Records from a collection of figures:
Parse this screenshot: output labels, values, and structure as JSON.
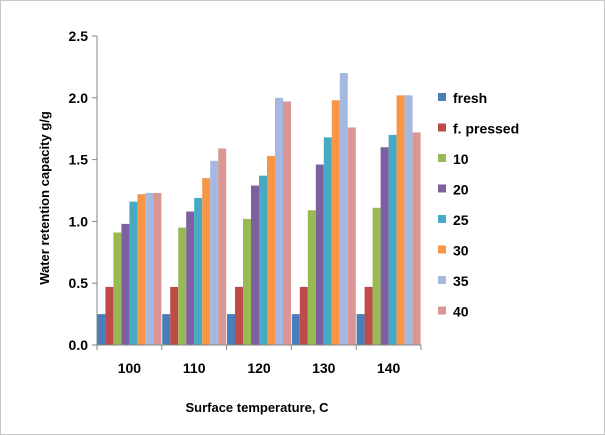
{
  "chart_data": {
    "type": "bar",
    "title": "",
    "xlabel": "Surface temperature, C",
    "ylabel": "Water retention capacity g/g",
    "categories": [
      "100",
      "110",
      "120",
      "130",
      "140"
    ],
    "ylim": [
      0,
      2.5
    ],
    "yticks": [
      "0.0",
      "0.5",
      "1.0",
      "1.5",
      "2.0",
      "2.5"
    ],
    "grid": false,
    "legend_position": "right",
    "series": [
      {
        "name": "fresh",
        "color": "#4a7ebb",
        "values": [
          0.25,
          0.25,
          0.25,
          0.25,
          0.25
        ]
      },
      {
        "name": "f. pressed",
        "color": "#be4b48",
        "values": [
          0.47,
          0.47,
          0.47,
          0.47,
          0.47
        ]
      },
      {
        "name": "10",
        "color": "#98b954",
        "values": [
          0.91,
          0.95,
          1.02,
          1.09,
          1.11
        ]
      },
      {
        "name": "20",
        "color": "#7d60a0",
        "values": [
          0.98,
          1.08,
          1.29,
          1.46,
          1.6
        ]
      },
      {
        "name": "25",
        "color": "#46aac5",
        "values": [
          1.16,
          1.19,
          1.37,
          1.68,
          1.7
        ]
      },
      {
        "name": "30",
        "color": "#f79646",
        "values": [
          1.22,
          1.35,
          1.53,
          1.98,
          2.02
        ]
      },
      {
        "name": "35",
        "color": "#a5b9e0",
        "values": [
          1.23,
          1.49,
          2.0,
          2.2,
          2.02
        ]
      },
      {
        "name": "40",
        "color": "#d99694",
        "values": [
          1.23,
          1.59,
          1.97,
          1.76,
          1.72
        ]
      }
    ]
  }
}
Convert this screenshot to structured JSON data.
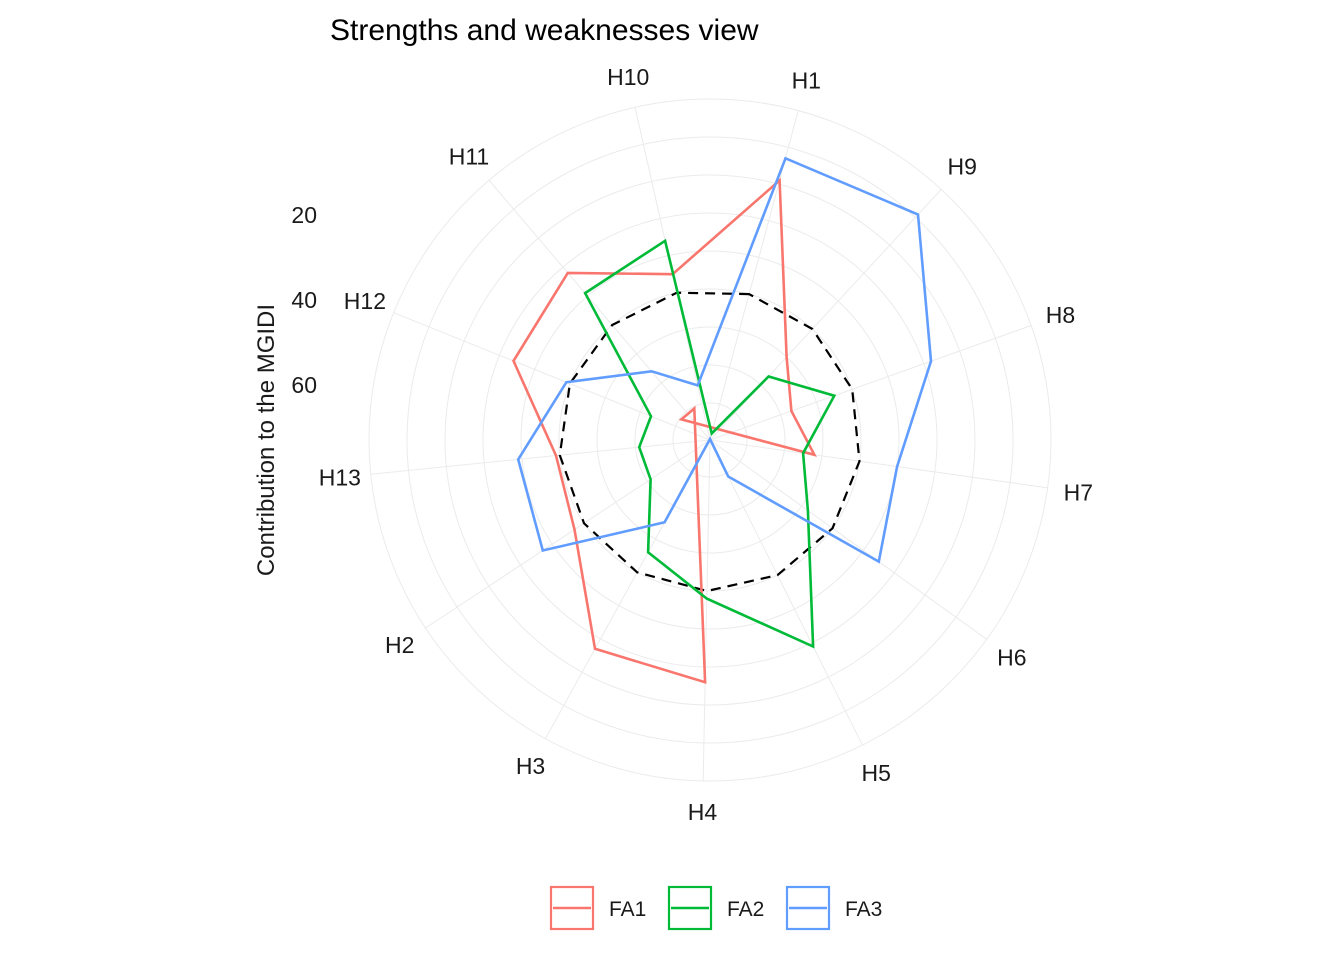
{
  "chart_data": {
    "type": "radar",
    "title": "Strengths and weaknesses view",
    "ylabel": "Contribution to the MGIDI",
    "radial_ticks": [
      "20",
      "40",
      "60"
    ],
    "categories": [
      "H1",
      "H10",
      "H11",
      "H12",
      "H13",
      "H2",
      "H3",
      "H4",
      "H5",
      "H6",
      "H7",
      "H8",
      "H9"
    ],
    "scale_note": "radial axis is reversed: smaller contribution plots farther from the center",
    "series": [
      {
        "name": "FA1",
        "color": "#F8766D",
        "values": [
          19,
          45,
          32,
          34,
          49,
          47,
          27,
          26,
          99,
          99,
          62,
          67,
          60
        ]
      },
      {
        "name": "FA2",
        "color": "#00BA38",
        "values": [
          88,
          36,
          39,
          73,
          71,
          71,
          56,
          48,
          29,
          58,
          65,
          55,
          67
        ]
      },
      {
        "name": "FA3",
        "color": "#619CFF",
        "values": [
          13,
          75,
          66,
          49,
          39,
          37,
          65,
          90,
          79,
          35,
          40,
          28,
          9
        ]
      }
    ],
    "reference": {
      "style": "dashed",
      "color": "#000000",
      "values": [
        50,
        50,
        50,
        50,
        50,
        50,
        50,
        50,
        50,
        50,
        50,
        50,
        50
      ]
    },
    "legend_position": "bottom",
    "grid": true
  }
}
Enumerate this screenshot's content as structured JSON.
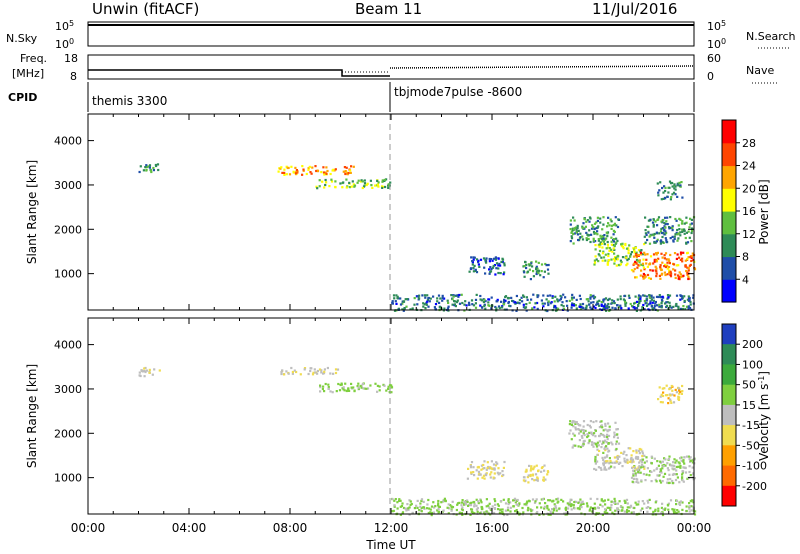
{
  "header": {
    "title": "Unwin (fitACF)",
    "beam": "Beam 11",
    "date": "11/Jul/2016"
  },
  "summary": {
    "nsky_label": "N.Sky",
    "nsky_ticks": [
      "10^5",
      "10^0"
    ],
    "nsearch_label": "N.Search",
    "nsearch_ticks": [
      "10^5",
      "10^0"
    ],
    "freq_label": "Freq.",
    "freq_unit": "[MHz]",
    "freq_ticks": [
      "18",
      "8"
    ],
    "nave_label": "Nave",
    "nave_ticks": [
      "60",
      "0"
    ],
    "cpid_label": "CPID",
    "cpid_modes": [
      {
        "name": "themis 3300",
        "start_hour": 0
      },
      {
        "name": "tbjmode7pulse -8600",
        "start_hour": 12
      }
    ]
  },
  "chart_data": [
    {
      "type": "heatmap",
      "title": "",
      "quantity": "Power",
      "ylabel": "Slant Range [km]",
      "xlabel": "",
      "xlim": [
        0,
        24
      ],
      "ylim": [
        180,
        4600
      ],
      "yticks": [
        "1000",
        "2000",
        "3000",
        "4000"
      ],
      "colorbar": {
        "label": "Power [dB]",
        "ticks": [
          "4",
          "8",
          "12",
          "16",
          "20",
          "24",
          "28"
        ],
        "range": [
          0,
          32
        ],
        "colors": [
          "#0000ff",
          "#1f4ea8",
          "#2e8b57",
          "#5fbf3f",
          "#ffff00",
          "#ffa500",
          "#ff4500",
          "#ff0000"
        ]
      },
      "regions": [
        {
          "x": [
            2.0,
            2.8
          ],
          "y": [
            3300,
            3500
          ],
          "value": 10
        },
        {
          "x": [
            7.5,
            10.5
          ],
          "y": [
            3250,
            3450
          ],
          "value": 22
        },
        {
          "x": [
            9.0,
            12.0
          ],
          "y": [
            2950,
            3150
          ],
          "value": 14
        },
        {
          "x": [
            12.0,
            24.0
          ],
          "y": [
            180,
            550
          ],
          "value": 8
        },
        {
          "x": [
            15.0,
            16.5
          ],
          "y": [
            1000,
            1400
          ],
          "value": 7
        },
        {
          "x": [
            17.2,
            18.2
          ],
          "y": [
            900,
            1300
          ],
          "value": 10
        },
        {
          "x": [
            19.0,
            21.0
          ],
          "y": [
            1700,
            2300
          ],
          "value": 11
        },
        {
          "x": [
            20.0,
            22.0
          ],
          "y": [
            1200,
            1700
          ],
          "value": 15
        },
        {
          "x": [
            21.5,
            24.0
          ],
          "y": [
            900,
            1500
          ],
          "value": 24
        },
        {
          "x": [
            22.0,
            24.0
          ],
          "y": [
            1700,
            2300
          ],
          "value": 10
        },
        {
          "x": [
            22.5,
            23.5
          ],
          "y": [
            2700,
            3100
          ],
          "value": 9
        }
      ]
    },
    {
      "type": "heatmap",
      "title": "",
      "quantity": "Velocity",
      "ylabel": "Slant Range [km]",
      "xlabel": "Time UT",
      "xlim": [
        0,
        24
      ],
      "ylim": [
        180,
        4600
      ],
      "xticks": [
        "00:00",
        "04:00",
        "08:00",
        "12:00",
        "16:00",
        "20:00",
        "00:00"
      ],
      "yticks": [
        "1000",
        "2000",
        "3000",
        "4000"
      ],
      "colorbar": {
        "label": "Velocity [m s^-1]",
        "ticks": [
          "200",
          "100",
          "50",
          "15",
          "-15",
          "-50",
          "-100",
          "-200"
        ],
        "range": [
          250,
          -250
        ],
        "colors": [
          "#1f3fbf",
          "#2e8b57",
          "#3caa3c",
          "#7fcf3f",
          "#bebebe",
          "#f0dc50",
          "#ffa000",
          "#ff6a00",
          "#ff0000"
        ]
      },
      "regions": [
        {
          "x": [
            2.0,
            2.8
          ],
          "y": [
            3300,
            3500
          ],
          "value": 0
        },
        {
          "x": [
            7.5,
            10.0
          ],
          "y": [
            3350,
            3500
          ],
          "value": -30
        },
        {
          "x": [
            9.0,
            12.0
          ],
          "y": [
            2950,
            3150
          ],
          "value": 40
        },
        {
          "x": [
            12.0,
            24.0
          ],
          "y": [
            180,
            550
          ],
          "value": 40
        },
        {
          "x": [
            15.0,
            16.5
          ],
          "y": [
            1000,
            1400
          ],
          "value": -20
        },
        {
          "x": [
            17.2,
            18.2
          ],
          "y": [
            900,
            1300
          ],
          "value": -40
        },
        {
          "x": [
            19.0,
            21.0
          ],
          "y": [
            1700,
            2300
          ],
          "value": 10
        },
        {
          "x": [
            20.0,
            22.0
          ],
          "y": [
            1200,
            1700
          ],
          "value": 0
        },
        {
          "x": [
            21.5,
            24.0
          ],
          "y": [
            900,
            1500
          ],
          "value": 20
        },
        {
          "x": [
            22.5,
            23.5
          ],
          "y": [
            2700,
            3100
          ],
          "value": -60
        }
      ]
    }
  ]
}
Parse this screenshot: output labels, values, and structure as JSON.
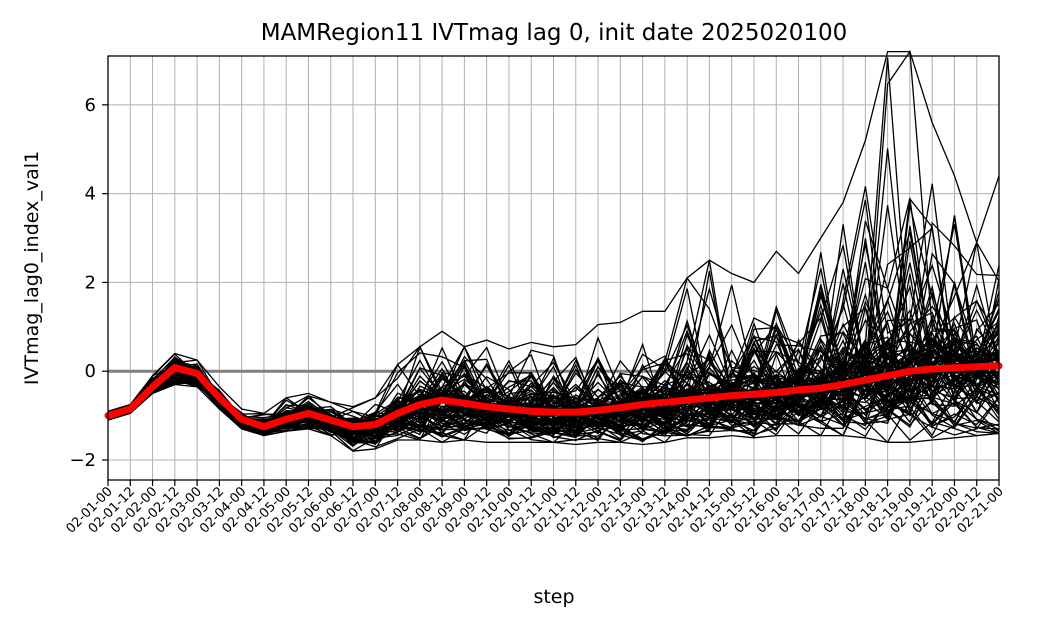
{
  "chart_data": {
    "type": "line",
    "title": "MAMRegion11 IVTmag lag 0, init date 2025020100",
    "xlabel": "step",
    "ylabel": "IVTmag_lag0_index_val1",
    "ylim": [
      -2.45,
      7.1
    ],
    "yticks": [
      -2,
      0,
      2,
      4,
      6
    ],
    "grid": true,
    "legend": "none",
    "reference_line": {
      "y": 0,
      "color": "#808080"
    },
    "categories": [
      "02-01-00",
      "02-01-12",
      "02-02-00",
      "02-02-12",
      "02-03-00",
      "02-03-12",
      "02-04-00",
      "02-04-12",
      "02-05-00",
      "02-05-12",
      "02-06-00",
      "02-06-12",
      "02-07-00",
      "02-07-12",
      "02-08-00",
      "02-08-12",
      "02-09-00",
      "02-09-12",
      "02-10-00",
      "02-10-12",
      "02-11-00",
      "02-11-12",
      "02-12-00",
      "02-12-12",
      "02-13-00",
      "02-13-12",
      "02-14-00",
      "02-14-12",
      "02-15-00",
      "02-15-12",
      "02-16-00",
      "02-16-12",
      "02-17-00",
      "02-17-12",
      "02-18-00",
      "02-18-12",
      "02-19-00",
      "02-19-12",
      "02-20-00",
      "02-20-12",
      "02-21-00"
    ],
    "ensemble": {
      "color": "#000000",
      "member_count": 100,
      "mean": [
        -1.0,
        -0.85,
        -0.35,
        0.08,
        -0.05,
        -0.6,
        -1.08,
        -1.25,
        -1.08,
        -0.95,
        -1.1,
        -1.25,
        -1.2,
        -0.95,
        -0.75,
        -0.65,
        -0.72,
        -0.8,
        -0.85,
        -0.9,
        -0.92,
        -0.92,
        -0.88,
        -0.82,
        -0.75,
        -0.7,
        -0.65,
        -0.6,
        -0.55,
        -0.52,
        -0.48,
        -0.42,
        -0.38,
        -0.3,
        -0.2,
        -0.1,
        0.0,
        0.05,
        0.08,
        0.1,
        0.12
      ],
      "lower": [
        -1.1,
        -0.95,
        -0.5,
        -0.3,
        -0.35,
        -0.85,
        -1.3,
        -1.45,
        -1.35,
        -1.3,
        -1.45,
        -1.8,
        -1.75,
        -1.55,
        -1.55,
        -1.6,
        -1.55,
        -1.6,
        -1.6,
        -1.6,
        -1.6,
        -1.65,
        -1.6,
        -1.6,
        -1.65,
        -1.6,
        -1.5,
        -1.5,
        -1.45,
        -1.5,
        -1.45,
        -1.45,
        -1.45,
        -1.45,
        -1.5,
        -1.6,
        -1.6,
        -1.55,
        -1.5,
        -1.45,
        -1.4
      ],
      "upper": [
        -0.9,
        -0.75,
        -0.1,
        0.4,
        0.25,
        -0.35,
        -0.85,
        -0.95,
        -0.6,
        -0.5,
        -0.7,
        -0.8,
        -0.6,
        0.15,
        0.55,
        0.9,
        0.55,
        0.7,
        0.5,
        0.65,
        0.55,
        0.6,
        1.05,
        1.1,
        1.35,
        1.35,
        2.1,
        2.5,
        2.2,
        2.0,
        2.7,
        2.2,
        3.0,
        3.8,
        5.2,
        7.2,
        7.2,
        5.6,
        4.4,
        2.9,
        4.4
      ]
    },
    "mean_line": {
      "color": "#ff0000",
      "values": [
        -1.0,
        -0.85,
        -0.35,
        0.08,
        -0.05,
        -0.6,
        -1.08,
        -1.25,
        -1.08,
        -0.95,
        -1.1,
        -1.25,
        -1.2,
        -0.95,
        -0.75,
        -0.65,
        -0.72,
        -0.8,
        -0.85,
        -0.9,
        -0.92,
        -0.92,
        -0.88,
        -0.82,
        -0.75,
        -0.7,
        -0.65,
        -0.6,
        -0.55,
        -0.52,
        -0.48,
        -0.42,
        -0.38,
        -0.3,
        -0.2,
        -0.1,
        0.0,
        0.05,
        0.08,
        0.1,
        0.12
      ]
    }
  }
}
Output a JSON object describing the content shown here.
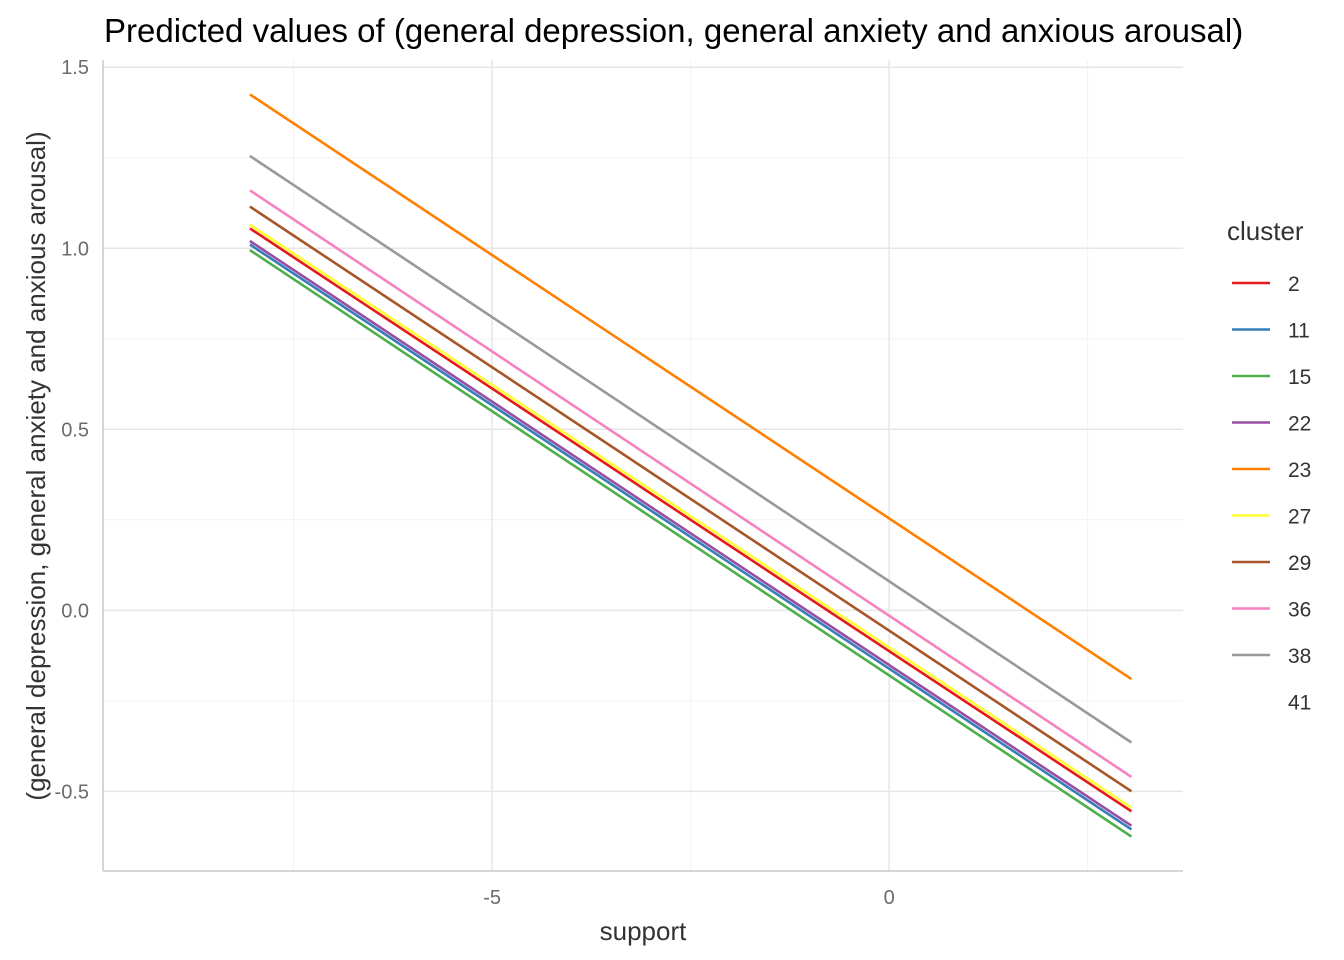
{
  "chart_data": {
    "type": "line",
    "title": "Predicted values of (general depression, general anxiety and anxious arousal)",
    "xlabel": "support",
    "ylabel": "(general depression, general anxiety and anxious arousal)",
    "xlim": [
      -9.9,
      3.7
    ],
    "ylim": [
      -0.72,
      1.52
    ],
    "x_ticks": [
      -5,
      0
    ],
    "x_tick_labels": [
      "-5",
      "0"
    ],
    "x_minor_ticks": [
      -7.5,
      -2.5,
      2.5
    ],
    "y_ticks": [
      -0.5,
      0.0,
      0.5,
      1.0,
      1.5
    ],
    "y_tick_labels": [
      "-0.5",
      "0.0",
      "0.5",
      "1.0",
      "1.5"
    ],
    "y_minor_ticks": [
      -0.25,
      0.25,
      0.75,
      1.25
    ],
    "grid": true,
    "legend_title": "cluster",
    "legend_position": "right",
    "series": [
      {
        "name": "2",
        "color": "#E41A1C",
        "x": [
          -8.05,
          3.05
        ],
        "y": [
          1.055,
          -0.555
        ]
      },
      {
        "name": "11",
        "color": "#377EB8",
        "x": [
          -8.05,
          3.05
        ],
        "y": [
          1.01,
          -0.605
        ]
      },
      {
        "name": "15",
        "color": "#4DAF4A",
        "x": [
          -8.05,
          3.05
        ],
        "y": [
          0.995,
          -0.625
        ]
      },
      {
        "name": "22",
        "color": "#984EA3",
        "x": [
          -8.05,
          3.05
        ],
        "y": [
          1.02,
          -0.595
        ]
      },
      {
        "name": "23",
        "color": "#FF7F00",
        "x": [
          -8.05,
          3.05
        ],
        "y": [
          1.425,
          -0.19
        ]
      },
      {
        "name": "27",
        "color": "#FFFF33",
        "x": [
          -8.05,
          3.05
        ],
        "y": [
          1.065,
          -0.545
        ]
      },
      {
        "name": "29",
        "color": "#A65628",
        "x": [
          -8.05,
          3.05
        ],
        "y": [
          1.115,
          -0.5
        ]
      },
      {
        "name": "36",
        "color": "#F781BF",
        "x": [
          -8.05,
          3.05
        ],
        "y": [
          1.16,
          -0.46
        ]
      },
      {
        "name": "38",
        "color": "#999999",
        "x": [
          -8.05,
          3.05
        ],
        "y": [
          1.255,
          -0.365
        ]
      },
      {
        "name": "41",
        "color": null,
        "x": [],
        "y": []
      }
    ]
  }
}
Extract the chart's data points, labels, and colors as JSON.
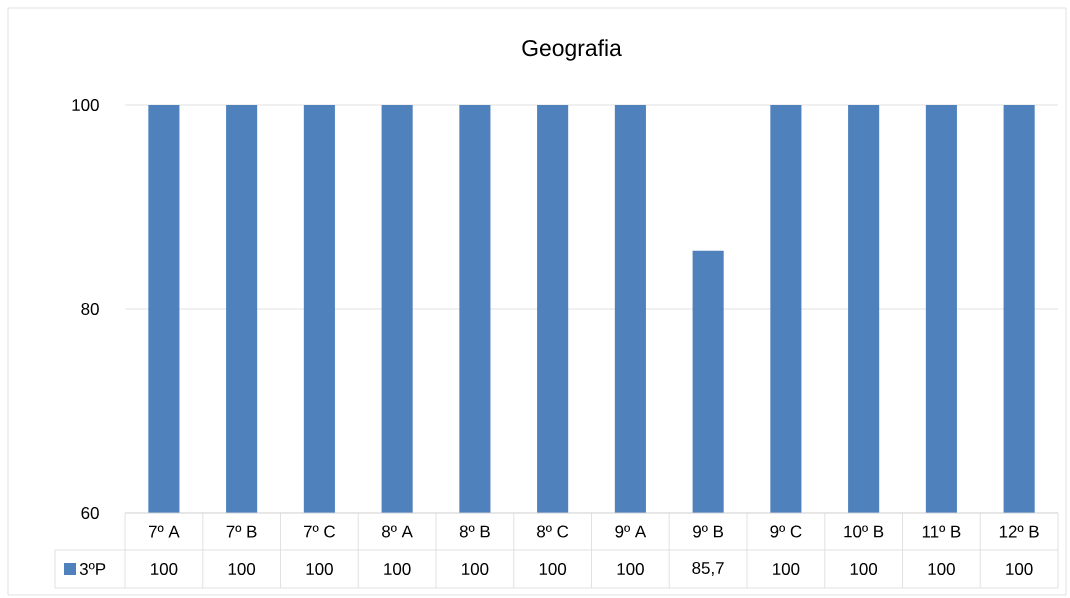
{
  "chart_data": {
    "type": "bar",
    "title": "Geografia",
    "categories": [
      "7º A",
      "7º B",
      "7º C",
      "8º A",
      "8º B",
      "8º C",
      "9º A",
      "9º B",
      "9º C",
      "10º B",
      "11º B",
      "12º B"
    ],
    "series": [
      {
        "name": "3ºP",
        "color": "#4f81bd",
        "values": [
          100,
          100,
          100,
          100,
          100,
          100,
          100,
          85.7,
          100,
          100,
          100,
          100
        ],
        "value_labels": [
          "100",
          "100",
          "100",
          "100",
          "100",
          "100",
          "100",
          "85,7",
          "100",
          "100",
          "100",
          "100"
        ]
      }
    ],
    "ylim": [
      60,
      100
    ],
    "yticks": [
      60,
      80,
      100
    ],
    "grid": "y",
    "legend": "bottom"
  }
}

_EXERCISE TASK_. Look through the records and gather every line containing "content".

_THE OUTPUT_.
Enumerate this screenshot's content as structured JSON.
Output a JSON object describing the content shown here.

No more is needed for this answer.